## What is required
Identify the lines that include the word "this", then copy all of them.
## begin Data excerpts
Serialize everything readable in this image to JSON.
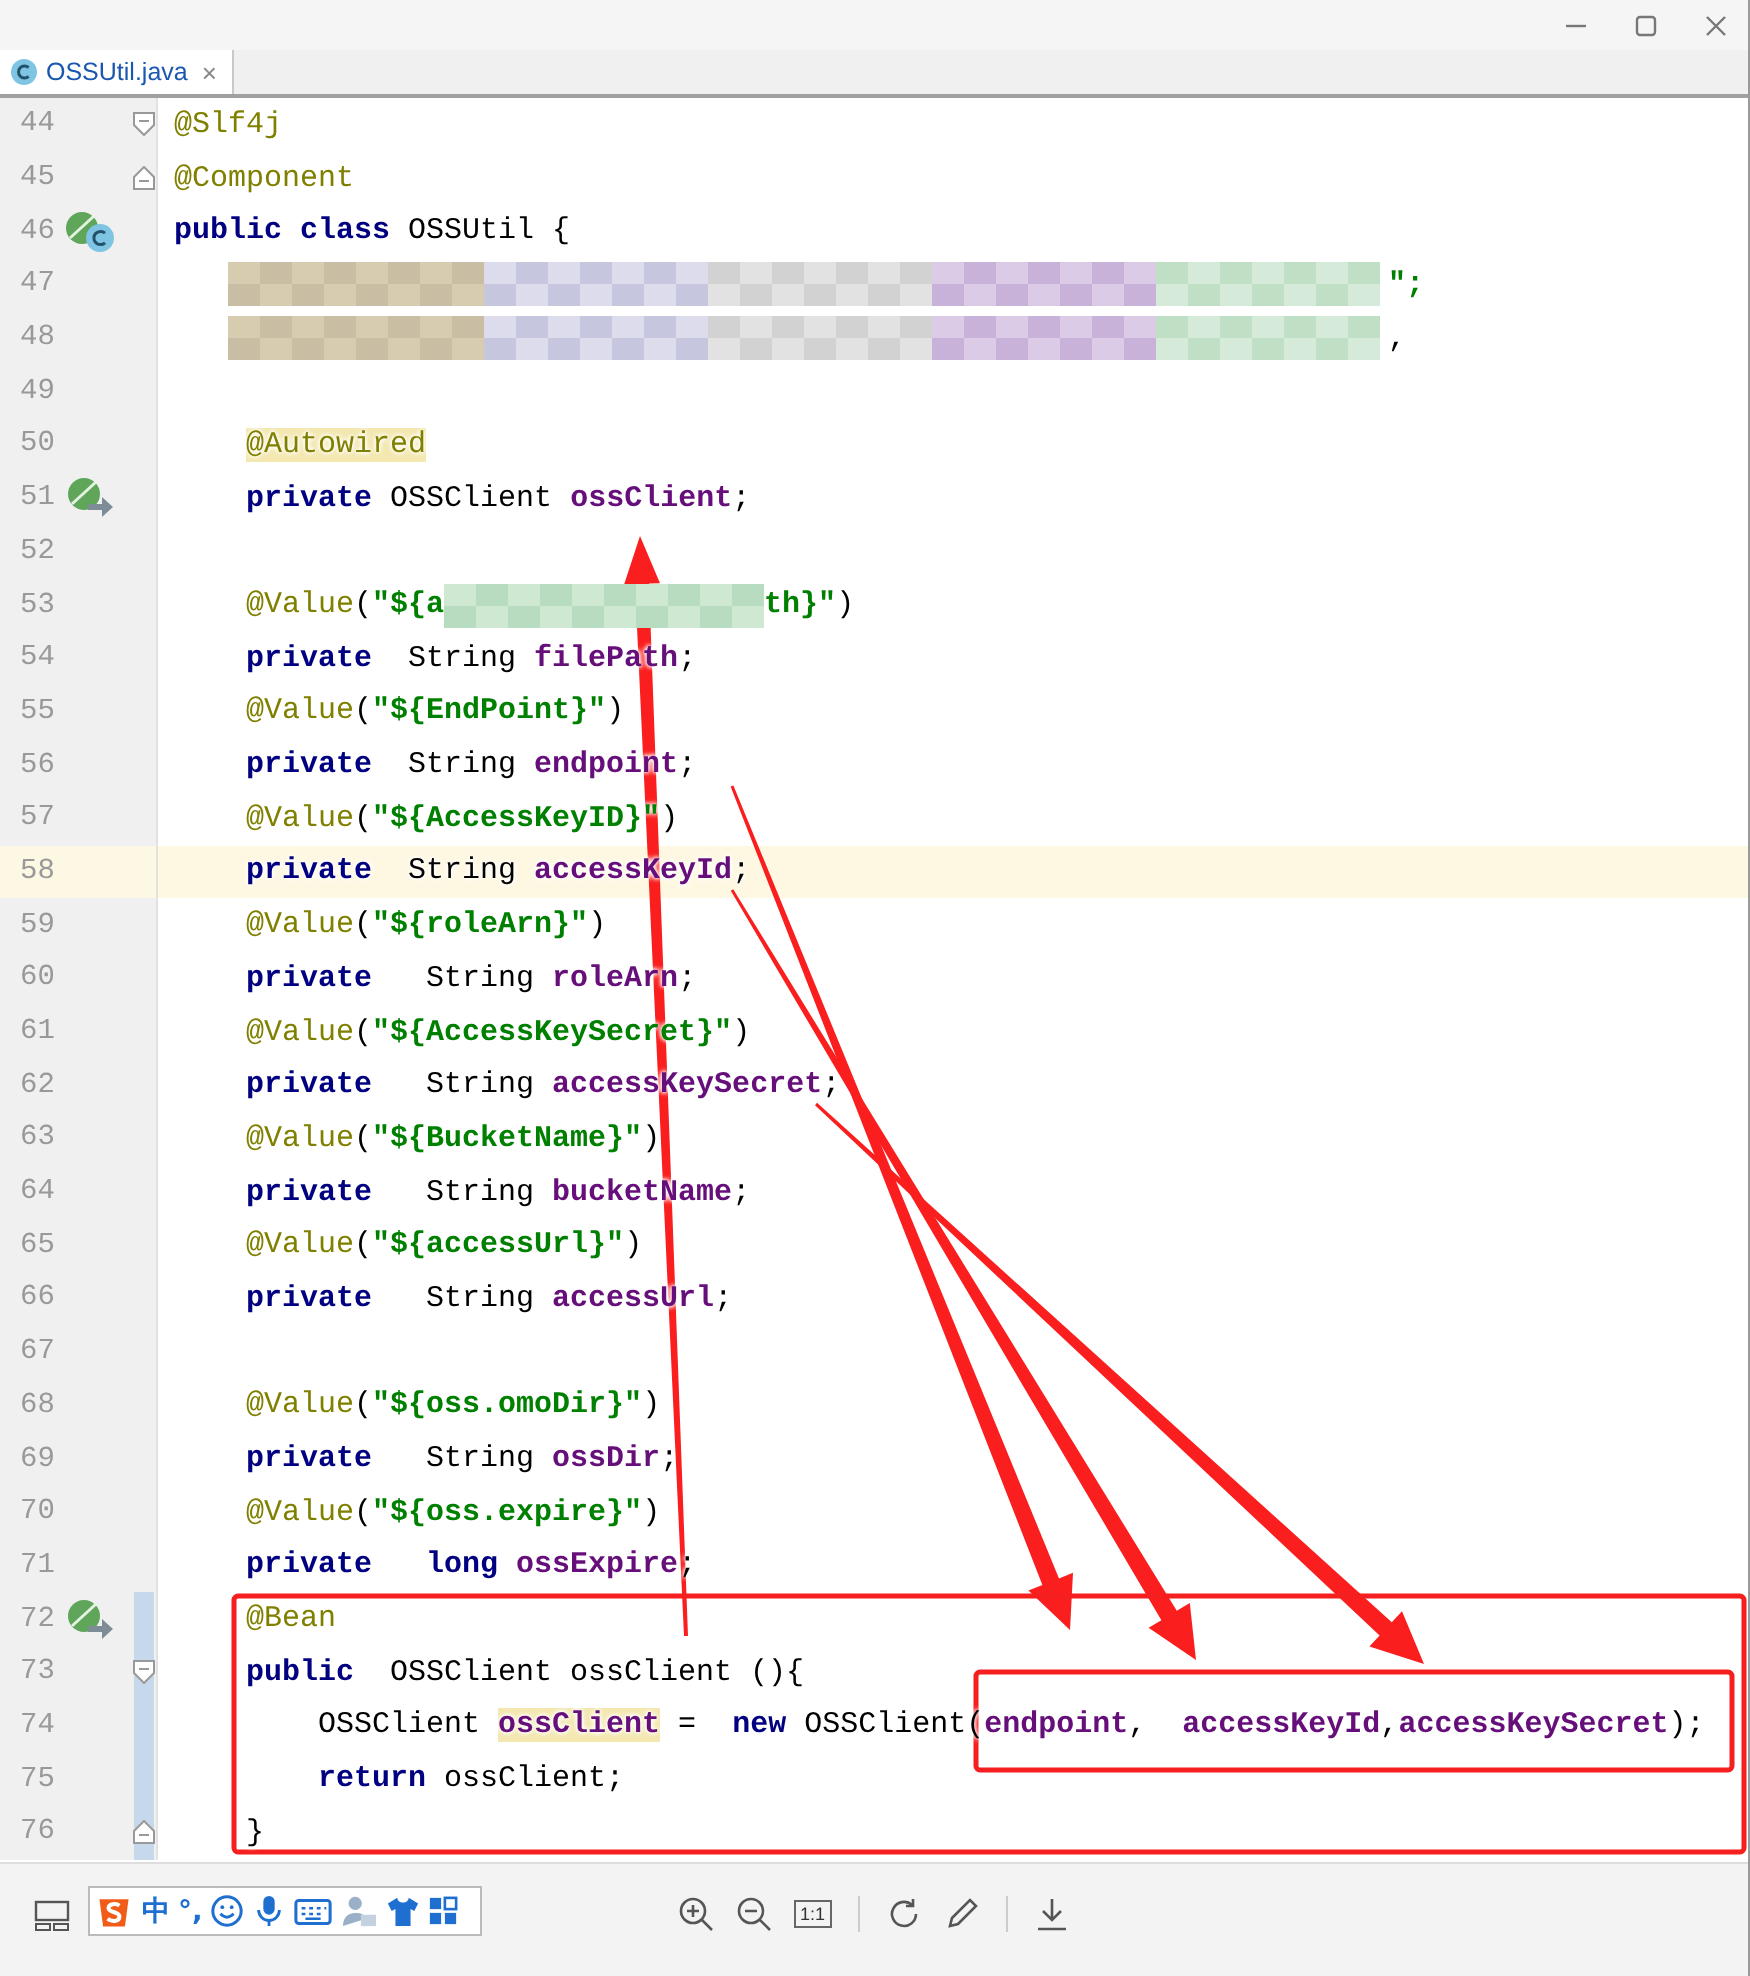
{
  "tabs": [
    {
      "label": "OSSUtil.java",
      "close": "×",
      "selected": true
    }
  ],
  "editor": {
    "lines": [
      {
        "no": "44",
        "kind": "fold-start",
        "current": false,
        "changed": false,
        "tokens": [
          {
            "kind": "annotation",
            "text": "@Slf4j"
          }
        ]
      },
      {
        "no": "45",
        "kind": "fold-end",
        "current": false,
        "changed": false,
        "tokens": [
          {
            "kind": "annotation",
            "text": "@Component"
          }
        ]
      },
      {
        "no": "46",
        "kind": "bean-class",
        "current": false,
        "changed": false,
        "tokens": [
          {
            "kind": "keyword",
            "text": "public class"
          },
          {
            "kind": "text",
            "text": " OSSUtil {"
          }
        ]
      },
      {
        "no": "47",
        "kind": "plain",
        "current": false,
        "changed": false,
        "tokens": [
          {
            "kind": "mosaic-long"
          },
          {
            "kind": "string",
            "text": "\";"
          }
        ]
      },
      {
        "no": "48",
        "kind": "plain",
        "current": false,
        "changed": false,
        "tokens": [
          {
            "kind": "mosaic-long"
          },
          {
            "kind": "text",
            "text": ","
          }
        ]
      },
      {
        "no": "49",
        "kind": "plain",
        "current": false,
        "changed": false
      },
      {
        "no": "50",
        "kind": "plain",
        "current": false,
        "changed": false,
        "tokens": [
          {
            "kind": "annotation-hl",
            "text": "    @Autowired"
          }
        ]
      },
      {
        "no": "51",
        "kind": "bean-arrow",
        "current": false,
        "changed": false,
        "tokens": [
          {
            "kind": "keyword",
            "text": "    private"
          },
          {
            "kind": "text",
            "text": " OSSClient "
          },
          {
            "kind": "field",
            "text": "ossClient"
          },
          {
            "kind": "text",
            "text": ";"
          }
        ]
      },
      {
        "no": "52",
        "kind": "plain",
        "current": false,
        "changed": false
      },
      {
        "no": "53",
        "kind": "plain",
        "current": false,
        "changed": false,
        "tokens": [
          {
            "kind": "annotation",
            "text": "    @Value"
          },
          {
            "kind": "text",
            "text": "("
          },
          {
            "kind": "string",
            "text": "\"${a"
          },
          {
            "kind": "mosaic-short"
          },
          {
            "kind": "string",
            "text": "th}\""
          },
          {
            "kind": "text",
            "text": ")"
          }
        ]
      },
      {
        "no": "54",
        "kind": "plain",
        "current": false,
        "changed": false,
        "tokens": [
          {
            "kind": "keyword",
            "text": "    private"
          },
          {
            "kind": "text",
            "text": "  String "
          },
          {
            "kind": "field",
            "text": "filePath"
          },
          {
            "kind": "text",
            "text": ";"
          }
        ]
      },
      {
        "no": "55",
        "kind": "plain",
        "current": false,
        "changed": false,
        "tokens": [
          {
            "kind": "annotation",
            "text": "    @Value"
          },
          {
            "kind": "text",
            "text": "("
          },
          {
            "kind": "string",
            "text": "\"${EndPoint}\""
          },
          {
            "kind": "text",
            "text": ")"
          }
        ]
      },
      {
        "no": "56",
        "kind": "plain",
        "current": false,
        "changed": false,
        "tokens": [
          {
            "kind": "keyword",
            "text": "    private"
          },
          {
            "kind": "text",
            "text": "  String "
          },
          {
            "kind": "field",
            "text": "endpoint"
          },
          {
            "kind": "text",
            "text": ";"
          }
        ]
      },
      {
        "no": "57",
        "kind": "plain",
        "current": false,
        "changed": false,
        "tokens": [
          {
            "kind": "annotation",
            "text": "    @Value"
          },
          {
            "kind": "text",
            "text": "("
          },
          {
            "kind": "string",
            "text": "\"${AccessKeyID}\""
          },
          {
            "kind": "text",
            "text": ")"
          }
        ]
      },
      {
        "no": "58",
        "kind": "plain",
        "current": true,
        "changed": false,
        "tokens": [
          {
            "kind": "keyword",
            "text": "    private"
          },
          {
            "kind": "text",
            "text": "  String "
          },
          {
            "kind": "field",
            "text": "accessKeyId"
          },
          {
            "kind": "text",
            "text": ";"
          }
        ]
      },
      {
        "no": "59",
        "kind": "plain",
        "current": false,
        "changed": false,
        "tokens": [
          {
            "kind": "annotation",
            "text": "    @Value"
          },
          {
            "kind": "text",
            "text": "("
          },
          {
            "kind": "string",
            "text": "\"${roleArn}\""
          },
          {
            "kind": "text",
            "text": ")"
          }
        ]
      },
      {
        "no": "60",
        "kind": "plain",
        "current": false,
        "changed": false,
        "tokens": [
          {
            "kind": "keyword",
            "text": "    private"
          },
          {
            "kind": "text",
            "text": "   String "
          },
          {
            "kind": "field",
            "text": "roleArn"
          },
          {
            "kind": "text",
            "text": ";"
          }
        ]
      },
      {
        "no": "61",
        "kind": "plain",
        "current": false,
        "changed": false,
        "tokens": [
          {
            "kind": "annotation",
            "text": "    @Value"
          },
          {
            "kind": "text",
            "text": "("
          },
          {
            "kind": "string",
            "text": "\"${AccessKeySecret}\""
          },
          {
            "kind": "text",
            "text": ")"
          }
        ]
      },
      {
        "no": "62",
        "kind": "plain",
        "current": false,
        "changed": false,
        "tokens": [
          {
            "kind": "keyword",
            "text": "    private"
          },
          {
            "kind": "text",
            "text": "   String "
          },
          {
            "kind": "field",
            "text": "accessKeySecret"
          },
          {
            "kind": "text",
            "text": ";"
          }
        ]
      },
      {
        "no": "63",
        "kind": "plain",
        "current": false,
        "changed": false,
        "tokens": [
          {
            "kind": "annotation",
            "text": "    @Value"
          },
          {
            "kind": "text",
            "text": "("
          },
          {
            "kind": "string",
            "text": "\"${BucketName}\""
          },
          {
            "kind": "text",
            "text": ")"
          }
        ]
      },
      {
        "no": "64",
        "kind": "plain",
        "current": false,
        "changed": false,
        "tokens": [
          {
            "kind": "keyword",
            "text": "    private"
          },
          {
            "kind": "text",
            "text": "   String "
          },
          {
            "kind": "field",
            "text": "bucketName"
          },
          {
            "kind": "text",
            "text": ";"
          }
        ]
      },
      {
        "no": "65",
        "kind": "plain",
        "current": false,
        "changed": false,
        "tokens": [
          {
            "kind": "annotation",
            "text": "    @Value"
          },
          {
            "kind": "text",
            "text": "("
          },
          {
            "kind": "string",
            "text": "\"${accessUrl}\""
          },
          {
            "kind": "text",
            "text": ")"
          }
        ]
      },
      {
        "no": "66",
        "kind": "plain",
        "current": false,
        "changed": false,
        "tokens": [
          {
            "kind": "keyword",
            "text": "    private"
          },
          {
            "kind": "text",
            "text": "   String "
          },
          {
            "kind": "field",
            "text": "accessUrl"
          },
          {
            "kind": "text",
            "text": ";"
          }
        ]
      },
      {
        "no": "67",
        "kind": "plain",
        "current": false,
        "changed": false
      },
      {
        "no": "68",
        "kind": "plain",
        "current": false,
        "changed": false,
        "tokens": [
          {
            "kind": "annotation",
            "text": "    @Value"
          },
          {
            "kind": "text",
            "text": "("
          },
          {
            "kind": "string",
            "text": "\"${oss.omoDir}\""
          },
          {
            "kind": "text",
            "text": ")"
          }
        ]
      },
      {
        "no": "69",
        "kind": "plain",
        "current": false,
        "changed": false,
        "tokens": [
          {
            "kind": "keyword",
            "text": "    private"
          },
          {
            "kind": "text",
            "text": "   String "
          },
          {
            "kind": "field",
            "text": "ossDir"
          },
          {
            "kind": "text",
            "text": ";"
          }
        ]
      },
      {
        "no": "70",
        "kind": "plain",
        "current": false,
        "changed": false,
        "tokens": [
          {
            "kind": "annotation",
            "text": "    @Value"
          },
          {
            "kind": "text",
            "text": "("
          },
          {
            "kind": "string",
            "text": "\"${oss.expire}\""
          },
          {
            "kind": "text",
            "text": ")"
          }
        ]
      },
      {
        "no": "71",
        "kind": "plain",
        "current": false,
        "changed": false,
        "tokens": [
          {
            "kind": "keyword",
            "text": "    private"
          },
          {
            "kind": "keyword",
            "text": "   long"
          },
          {
            "kind": "field",
            "text": " ossExpire"
          },
          {
            "kind": "text",
            "text": ";"
          }
        ]
      },
      {
        "no": "72",
        "kind": "bean-arrow",
        "current": false,
        "changed": true,
        "tokens": [
          {
            "kind": "annotation",
            "text": "    @Bean"
          }
        ]
      },
      {
        "no": "73",
        "kind": "fold-start",
        "current": false,
        "changed": true,
        "tokens": [
          {
            "kind": "keyword",
            "text": "    public"
          },
          {
            "kind": "text",
            "text": "  OSSClient ossClient (){"
          }
        ]
      },
      {
        "no": "74",
        "kind": "plain",
        "current": false,
        "changed": true,
        "tokens": [
          {
            "kind": "text",
            "text": "        OSSClient "
          },
          {
            "kind": "field-hl",
            "text": "ossClient"
          },
          {
            "kind": "text",
            "text": " =  "
          },
          {
            "kind": "keyword",
            "text": "new"
          },
          {
            "kind": "text",
            "text": " OSSClient("
          },
          {
            "kind": "field",
            "text": "endpoint"
          },
          {
            "kind": "text",
            "text": ",  "
          },
          {
            "kind": "field",
            "text": "accessKeyId"
          },
          {
            "kind": "text",
            "text": ","
          },
          {
            "kind": "field",
            "text": "accessKeySecret"
          },
          {
            "kind": "text",
            "text": ");"
          }
        ]
      },
      {
        "no": "75",
        "kind": "plain",
        "current": false,
        "changed": true,
        "tokens": [
          {
            "kind": "keyword",
            "text": "        return"
          },
          {
            "kind": "text",
            "text": " ossClient;"
          }
        ]
      },
      {
        "no": "76",
        "kind": "fold-end",
        "current": false,
        "changed": true,
        "tokens": [
          {
            "kind": "text",
            "text": "    }"
          }
        ]
      }
    ]
  },
  "annotations": [
    {
      "kind": "arrow"
    },
    {
      "kind": "arrow"
    },
    {
      "kind": "arrow"
    },
    {
      "kind": "arrow"
    },
    {
      "kind": "box"
    },
    {
      "kind": "box"
    }
  ],
  "ime_toolbar": {
    "labels": [
      "中",
      "°,"
    ]
  },
  "viewer_toolbar": {
    "actual_size": "1:1"
  }
}
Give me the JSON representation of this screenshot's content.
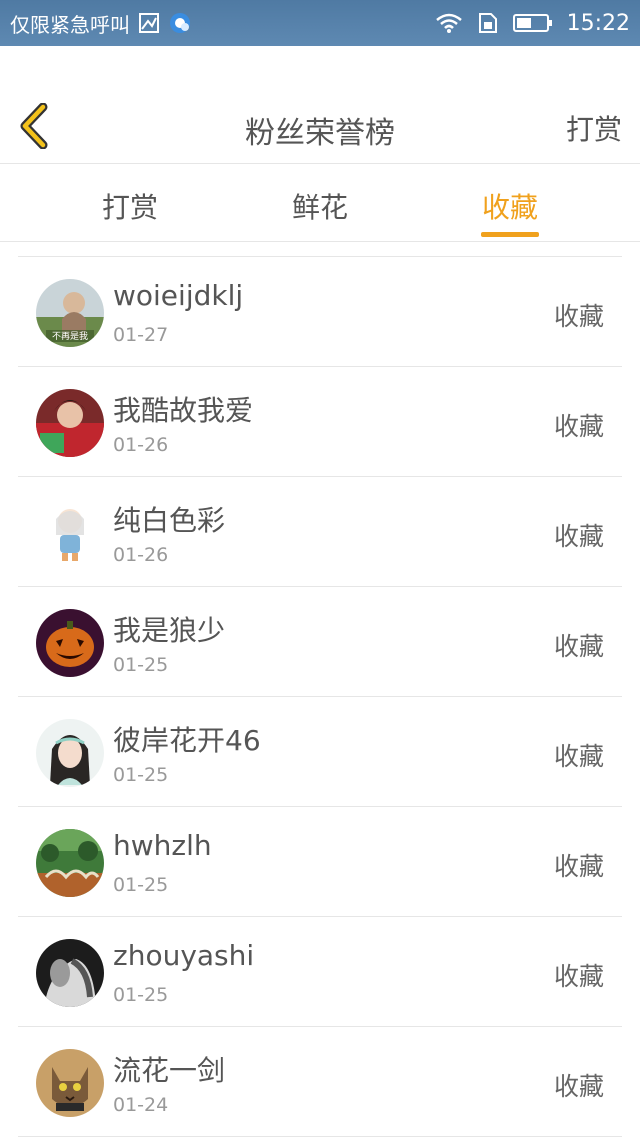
## end Data excerpts
## Worked answer
Serialize everything readable in this image to JSON.
Give me the JSON representation of this screenshot's content.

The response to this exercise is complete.